**WHAT IS BEING ASKED**: Exactly reproduce each entry, leaving out nothing.

━━━━━━━━━━

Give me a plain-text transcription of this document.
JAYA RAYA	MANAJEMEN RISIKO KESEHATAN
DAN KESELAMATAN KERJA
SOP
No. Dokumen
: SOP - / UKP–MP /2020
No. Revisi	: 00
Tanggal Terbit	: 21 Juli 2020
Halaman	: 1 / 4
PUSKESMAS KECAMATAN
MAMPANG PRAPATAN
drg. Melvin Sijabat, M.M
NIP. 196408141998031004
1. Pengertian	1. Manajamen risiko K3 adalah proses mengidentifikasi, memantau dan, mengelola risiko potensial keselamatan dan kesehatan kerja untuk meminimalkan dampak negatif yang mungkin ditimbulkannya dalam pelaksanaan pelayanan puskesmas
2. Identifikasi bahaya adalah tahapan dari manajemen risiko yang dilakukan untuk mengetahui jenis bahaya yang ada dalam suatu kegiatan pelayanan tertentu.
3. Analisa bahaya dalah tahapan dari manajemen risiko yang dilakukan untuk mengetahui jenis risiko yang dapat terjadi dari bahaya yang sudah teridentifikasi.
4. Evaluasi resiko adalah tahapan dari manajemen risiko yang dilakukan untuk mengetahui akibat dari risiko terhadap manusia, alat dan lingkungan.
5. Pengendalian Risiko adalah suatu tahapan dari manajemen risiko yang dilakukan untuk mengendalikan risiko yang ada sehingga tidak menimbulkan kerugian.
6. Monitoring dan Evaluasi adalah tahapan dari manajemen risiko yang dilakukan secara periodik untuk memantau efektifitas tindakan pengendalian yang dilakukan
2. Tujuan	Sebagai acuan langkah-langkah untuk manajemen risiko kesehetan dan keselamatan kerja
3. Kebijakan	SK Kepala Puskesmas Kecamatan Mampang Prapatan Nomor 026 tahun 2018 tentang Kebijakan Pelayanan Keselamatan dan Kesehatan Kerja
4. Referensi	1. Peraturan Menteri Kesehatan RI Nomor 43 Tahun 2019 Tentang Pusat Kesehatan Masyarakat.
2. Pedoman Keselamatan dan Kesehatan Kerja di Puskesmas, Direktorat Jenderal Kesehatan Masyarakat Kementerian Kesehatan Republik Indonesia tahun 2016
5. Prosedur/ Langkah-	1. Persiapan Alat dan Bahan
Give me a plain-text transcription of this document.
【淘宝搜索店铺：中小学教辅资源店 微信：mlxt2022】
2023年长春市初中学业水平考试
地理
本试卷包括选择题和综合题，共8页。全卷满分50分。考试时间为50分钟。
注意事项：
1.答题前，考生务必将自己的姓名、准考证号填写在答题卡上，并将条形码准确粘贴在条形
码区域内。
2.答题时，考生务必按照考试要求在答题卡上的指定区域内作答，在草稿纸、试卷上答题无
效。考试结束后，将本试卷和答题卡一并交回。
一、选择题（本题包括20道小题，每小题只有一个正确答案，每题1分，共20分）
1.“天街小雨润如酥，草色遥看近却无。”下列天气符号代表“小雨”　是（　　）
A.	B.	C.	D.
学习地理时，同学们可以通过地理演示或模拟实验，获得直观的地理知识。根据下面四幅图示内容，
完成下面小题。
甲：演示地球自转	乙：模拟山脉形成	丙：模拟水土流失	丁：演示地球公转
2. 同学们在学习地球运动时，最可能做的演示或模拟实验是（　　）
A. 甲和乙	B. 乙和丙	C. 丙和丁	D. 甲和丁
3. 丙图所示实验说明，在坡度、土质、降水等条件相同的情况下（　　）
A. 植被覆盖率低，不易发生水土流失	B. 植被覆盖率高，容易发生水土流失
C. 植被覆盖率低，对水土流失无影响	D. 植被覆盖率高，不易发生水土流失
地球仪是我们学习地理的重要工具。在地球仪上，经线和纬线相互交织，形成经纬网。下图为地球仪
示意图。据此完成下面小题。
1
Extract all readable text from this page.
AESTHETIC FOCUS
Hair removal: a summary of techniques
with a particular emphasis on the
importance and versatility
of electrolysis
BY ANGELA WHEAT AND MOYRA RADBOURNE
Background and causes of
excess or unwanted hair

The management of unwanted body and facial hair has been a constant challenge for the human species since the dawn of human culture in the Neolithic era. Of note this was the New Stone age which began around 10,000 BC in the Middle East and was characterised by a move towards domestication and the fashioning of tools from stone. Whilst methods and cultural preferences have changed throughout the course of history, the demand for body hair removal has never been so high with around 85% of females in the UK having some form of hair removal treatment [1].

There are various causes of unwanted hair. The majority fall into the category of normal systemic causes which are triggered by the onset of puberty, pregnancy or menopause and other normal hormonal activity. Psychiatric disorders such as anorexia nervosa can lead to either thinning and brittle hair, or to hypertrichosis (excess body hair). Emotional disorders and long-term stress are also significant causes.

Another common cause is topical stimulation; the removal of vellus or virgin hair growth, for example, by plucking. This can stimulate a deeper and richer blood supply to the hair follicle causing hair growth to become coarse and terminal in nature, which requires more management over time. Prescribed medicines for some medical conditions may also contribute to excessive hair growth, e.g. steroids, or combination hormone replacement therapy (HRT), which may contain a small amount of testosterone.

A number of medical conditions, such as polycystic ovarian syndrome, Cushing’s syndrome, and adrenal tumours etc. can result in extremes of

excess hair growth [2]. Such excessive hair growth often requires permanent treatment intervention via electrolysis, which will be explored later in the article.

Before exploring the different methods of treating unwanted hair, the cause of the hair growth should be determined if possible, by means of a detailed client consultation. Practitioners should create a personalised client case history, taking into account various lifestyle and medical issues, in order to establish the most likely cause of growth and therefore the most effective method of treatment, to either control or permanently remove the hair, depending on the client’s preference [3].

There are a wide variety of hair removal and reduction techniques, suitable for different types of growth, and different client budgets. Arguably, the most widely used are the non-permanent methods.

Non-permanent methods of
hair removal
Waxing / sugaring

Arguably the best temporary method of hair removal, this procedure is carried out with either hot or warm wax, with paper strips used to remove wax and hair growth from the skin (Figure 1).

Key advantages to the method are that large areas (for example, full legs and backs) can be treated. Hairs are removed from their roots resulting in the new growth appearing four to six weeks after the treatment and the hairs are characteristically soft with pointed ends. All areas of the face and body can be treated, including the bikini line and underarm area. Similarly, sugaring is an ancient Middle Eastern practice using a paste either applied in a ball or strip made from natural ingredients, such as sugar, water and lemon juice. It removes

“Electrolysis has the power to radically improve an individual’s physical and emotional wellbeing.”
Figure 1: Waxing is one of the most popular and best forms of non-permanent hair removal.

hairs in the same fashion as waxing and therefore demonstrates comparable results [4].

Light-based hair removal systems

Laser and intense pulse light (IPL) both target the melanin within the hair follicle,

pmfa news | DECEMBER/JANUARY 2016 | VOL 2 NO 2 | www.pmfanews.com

━━━━━━━━━━

**ANSWER TO THE PROBLEM**:
Give me a plain-text transcription of this document.
JAYA RAYA	MANAJEMEN RISIKO KESEHATAN
DAN KESELAMATAN KERJA
SOP
No. Dokumen
: SOP - / UKP–MP /2020
No. Revisi	: 00
Tanggal Terbit	: 21 Juli 2020
Halaman	: 1 / 4
PUSKESMAS KECAMATAN
MAMPANG PRAPATAN
drg. Melvin Sijabat, M.M
NIP. 196408141998031004
1. Pengertian	1. Manajamen risiko K3 adalah proses mengidentifikasi, memantau dan, mengelola risiko potensial keselamatan dan kesehatan kerja untuk meminimalkan dampak negatif yang mungkin ditimbulkannya dalam pelaksanaan pelayanan puskesmas
2. Identifikasi bahaya adalah tahapan dari manajemen risiko yang dilakukan untuk mengetahui jenis bahaya yang ada dalam suatu kegiatan pelayanan tertentu.
3. Analisa bahaya dalah tahapan dari manajemen risiko yang dilakukan untuk mengetahui jenis risiko yang dapat terjadi dari bahaya yang sudah teridentifikasi.
4. Evaluasi resiko adalah tahapan dari manajemen risiko yang dilakukan untuk mengetahui akibat dari risiko terhadap manusia, alat dan lingkungan.
5. Pengendalian Risiko adalah suatu tahapan dari manajemen risiko yang dilakukan untuk mengendalikan risiko yang ada sehingga tidak menimbulkan kerugian.
6. Monitoring dan Evaluasi adalah tahapan dari manajemen risiko yang dilakukan secara periodik untuk memantau efektifitas tindakan pengendalian yang dilakukan
2. Tujuan	Sebagai acuan langkah-langkah untuk manajemen risiko kesehetan dan keselamatan kerja
3. Kebijakan	SK Kepala Puskesmas Kecamatan Mampang Prapatan Nomor 026 tahun 2018 tentang Kebijakan Pelayanan Keselamatan dan Kesehatan Kerja
4. Referensi	1. Peraturan Menteri Kesehatan RI Nomor 43 Tahun 2019 Tentang Pusat Kesehatan Masyarakat.
2. Pedoman Keselamatan dan Kesehatan Kerja di Puskesmas, Direktorat Jenderal Kesehatan Masyarakat Kementerian Kesehatan Republik Indonesia tahun 2016
5. Prosedur/ Langkah-	1. Persiapan Alat dan Bahan
Give me a plain-text transcription of this document.
【淘宝搜索店铺：中小学教辅资源店 微信：mlxt2022】
2023年长春市初中学业水平考试
地理
本试卷包括选择题和综合题，共8页。全卷满分50分。考试时间为50分钟。
注意事项：
1.答题前，考生务必将自己的姓名、准考证号填写在答题卡上，并将条形码准确粘贴在条形
码区域内。
2.答题时，考生务必按照考试要求在答题卡上的指定区域内作答，在草稿纸、试卷上答题无
效。考试结束后，将本试卷和答题卡一并交回。
一、选择题（本题包括20道小题，每小题只有一个正确答案，每题1分，共20分）
1.“天街小雨润如酥，草色遥看近却无。”下列天气符号代表“小雨”　是（　　）
A.	B.	C.	D.
学习地理时，同学们可以通过地理演示或模拟实验，获得直观的地理知识。根据下面四幅图示内容，
完成下面小题。
甲：演示地球自转	乙：模拟山脉形成	丙：模拟水土流失	丁：演示地球公转
2. 同学们在学习地球运动时，最可能做的演示或模拟实验是（　　）
A. 甲和乙	B. 乙和丙	C. 丙和丁	D. 甲和丁
3. 丙图所示实验说明，在坡度、土质、降水等条件相同的情况下（　　）
A. 植被覆盖率低，不易发生水土流失	B. 植被覆盖率高，容易发生水土流失
C. 植被覆盖率低，对水土流失无影响	D. 植被覆盖率高，不易发生水土流失
地球仪是我们学习地理的重要工具。在地球仪上，经线和纬线相互交织，形成经纬网。下图为地球仪
示意图。据此完成下面小题。
1
Extract all readable text from this page.
AESTHETIC FOCUS
Hair removal: a summary of techniques
with a particular emphasis on the
importance and versatility
of electrolysis
BY ANGELA WHEAT AND MOYRA RADBOURNE
Background and causes of
excess or unwanted hair

The management of unwanted body and facial hair has been a constant challenge for the human species since the dawn of human culture in the Neolithic era. Of note this was the New Stone age which began around 10,000 BC in the Middle East and was characterised by a move towards domestication and the fashioning of tools from stone. Whilst methods and cultural preferences have changed throughout the course of history, the demand for body hair removal has never been so high with around 85% of females in the UK having some form of hair removal treatment [1].

There are various causes of unwanted hair. The majority fall into the category of normal systemic causes which are triggered by the onset of puberty, pregnancy or menopause and other normal hormonal activity. Psychiatric disorders such as anorexia nervosa can lead to either thinning and brittle hair, or to hypertrichosis (excess body hair). Emotional disorders and long-term stress are also significant causes.

Another common cause is topical stimulation; the removal of vellus or virgin hair growth, for example, by plucking. This can stimulate a deeper and richer blood supply to the hair follicle causing hair growth to become coarse and terminal in nature, which requires more management over time. Prescribed medicines for some medical conditions may also contribute to excessive hair growth, e.g. steroids, or combination hormone replacement therapy (HRT), which may contain a small amount of testosterone.

A number of medical conditions, such as polycystic ovarian syndrome, Cushing’s syndrome, and adrenal tumours etc. can result in extremes of

excess hair growth [2]. Such excessive hair growth often requires permanent treatment intervention via electrolysis, which will be explored later in the article.

Before exploring the different methods of treating unwanted hair, the cause of the hair growth should be determined if possible, by means of a detailed client consultation. Practitioners should create a personalised client case history, taking into account various lifestyle and medical issues, in order to establish the most likely cause of growth and therefore the most effective method of treatment, to either control or permanently remove the hair, depending on the client’s preference [3].

There are a wide variety of hair removal and reduction techniques, suitable for different types of growth, and different client budgets. Arguably, the most widely used are the non-permanent methods.

Non-permanent methods of
hair removal
Waxing / sugaring

Arguably the best temporary method of hair removal, this procedure is carried out with either hot or warm wax, with paper strips used to remove wax and hair growth from the skin (Figure 1).

Key advantages to the method are that large areas (for example, full legs and backs) can be treated. Hairs are removed from their roots resulting in the new growth appearing four to six weeks after the treatment and the hairs are characteristically soft with pointed ends. All areas of the face and body can be treated, including the bikini line and underarm area. Similarly, sugaring is an ancient Middle Eastern practice using a paste either applied in a ball or strip made from natural ingredients, such as sugar, water and lemon juice. It removes

“Electrolysis has the power to radically improve an individual’s physical and emotional wellbeing.”
Figure 1: Waxing is one of the most popular and best forms of non-permanent hair removal.

hairs in the same fashion as waxing and therefore demonstrates comparable results [4].

Light-based hair removal systems

Laser and intense pulse light (IPL) both target the melanin within the hair follicle,

pmfa news | DECEMBER/JANUARY 2016 | VOL 2 NO 2 | www.pmfanews.com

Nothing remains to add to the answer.